### GIVEN TASK
Pull each line holding the word "τελούν" from the data.

### TASK MATERIAL
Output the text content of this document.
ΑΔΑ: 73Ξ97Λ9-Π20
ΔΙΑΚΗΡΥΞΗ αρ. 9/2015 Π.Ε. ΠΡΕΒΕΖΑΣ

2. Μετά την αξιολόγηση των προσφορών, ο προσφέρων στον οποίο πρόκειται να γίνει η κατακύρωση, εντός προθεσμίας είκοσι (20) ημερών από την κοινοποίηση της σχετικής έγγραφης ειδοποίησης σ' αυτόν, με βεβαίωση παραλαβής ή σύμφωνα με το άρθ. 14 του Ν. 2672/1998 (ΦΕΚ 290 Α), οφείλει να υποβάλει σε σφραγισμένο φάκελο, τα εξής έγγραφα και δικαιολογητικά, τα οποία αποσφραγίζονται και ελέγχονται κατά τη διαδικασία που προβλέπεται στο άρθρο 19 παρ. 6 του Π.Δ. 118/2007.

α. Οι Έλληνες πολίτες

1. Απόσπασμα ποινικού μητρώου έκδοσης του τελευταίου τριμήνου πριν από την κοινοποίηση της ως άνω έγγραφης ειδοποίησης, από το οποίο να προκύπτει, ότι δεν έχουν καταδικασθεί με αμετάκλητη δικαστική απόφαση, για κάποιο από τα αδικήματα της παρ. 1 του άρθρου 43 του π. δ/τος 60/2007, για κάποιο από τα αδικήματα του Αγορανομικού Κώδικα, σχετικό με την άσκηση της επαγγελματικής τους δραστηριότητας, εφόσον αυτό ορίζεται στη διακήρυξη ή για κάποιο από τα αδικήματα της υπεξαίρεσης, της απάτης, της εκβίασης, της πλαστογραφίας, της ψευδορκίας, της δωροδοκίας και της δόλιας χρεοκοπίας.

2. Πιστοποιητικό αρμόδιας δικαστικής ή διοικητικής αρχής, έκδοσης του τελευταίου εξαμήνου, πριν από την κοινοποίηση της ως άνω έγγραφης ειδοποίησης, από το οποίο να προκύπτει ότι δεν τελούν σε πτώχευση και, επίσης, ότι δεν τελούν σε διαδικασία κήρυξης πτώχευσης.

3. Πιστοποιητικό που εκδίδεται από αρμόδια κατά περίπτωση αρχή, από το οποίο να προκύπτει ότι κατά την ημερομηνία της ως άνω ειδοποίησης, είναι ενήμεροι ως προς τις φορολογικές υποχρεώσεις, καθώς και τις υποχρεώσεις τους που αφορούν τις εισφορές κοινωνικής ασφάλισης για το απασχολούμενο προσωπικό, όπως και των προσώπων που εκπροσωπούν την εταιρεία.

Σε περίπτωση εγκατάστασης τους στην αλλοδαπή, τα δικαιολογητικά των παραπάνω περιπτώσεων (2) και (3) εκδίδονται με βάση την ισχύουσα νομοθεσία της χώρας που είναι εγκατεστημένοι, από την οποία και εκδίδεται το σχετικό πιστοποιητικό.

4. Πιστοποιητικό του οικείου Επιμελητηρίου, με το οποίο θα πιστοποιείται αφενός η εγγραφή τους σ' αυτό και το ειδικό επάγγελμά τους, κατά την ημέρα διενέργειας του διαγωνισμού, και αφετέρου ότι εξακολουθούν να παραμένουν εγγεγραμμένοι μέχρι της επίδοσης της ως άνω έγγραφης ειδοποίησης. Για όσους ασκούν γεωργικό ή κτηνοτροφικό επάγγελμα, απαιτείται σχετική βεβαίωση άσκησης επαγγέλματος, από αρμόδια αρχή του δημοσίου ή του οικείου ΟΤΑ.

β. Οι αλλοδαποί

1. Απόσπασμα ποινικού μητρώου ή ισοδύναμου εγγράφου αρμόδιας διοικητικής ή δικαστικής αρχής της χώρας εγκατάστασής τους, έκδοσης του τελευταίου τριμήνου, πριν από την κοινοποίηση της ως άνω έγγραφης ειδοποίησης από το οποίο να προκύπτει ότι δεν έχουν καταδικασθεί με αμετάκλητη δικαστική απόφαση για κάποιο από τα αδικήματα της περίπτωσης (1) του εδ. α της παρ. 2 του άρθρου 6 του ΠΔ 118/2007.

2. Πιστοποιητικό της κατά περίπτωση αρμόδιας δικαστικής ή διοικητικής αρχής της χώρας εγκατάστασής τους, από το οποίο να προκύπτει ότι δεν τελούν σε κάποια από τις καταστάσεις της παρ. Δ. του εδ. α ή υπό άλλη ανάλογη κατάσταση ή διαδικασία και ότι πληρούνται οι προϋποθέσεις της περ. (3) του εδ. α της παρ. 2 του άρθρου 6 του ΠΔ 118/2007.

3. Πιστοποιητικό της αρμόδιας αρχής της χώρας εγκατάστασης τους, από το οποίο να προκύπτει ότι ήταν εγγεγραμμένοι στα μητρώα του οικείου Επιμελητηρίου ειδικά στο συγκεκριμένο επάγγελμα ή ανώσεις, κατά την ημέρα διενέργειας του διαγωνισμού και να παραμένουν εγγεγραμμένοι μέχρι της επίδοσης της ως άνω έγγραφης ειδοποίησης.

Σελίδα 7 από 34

### EXERCISE RESPONSE
2. Πιστοποιητικό αρμόδιας δικαστικής ή διοικητικής αρχής, έκδοσης του τελευταίου εξαμήνου, πριν από την κοινοποίηση της ως άνω έγγραφης ειδοποίησης, από το οποίο να προκύπτει ότι δεν τελούν σε πτώχευση και, επίσης, ότι δεν τελούν σε διαδικασία κήρυξης πτώχευσης.
2. Πιστοποιητικό της κατά περίπτωση αρμόδιας δικαστικής ή διοικητικής αρχής της χώρας εγκατάστασής τους, από το οποίο να προκύπτει ότι δεν τελούν σε κάποια από τις καταστάσεις της παρ. Δ. του εδ. α ή υπό άλλη ανάλογη κατάσταση ή διαδικασία και ότι πληρούνται οι προϋποθέσεις της περ. (3) του εδ. α της παρ. 2 του άρθρου 6 του ΠΔ 118/2007.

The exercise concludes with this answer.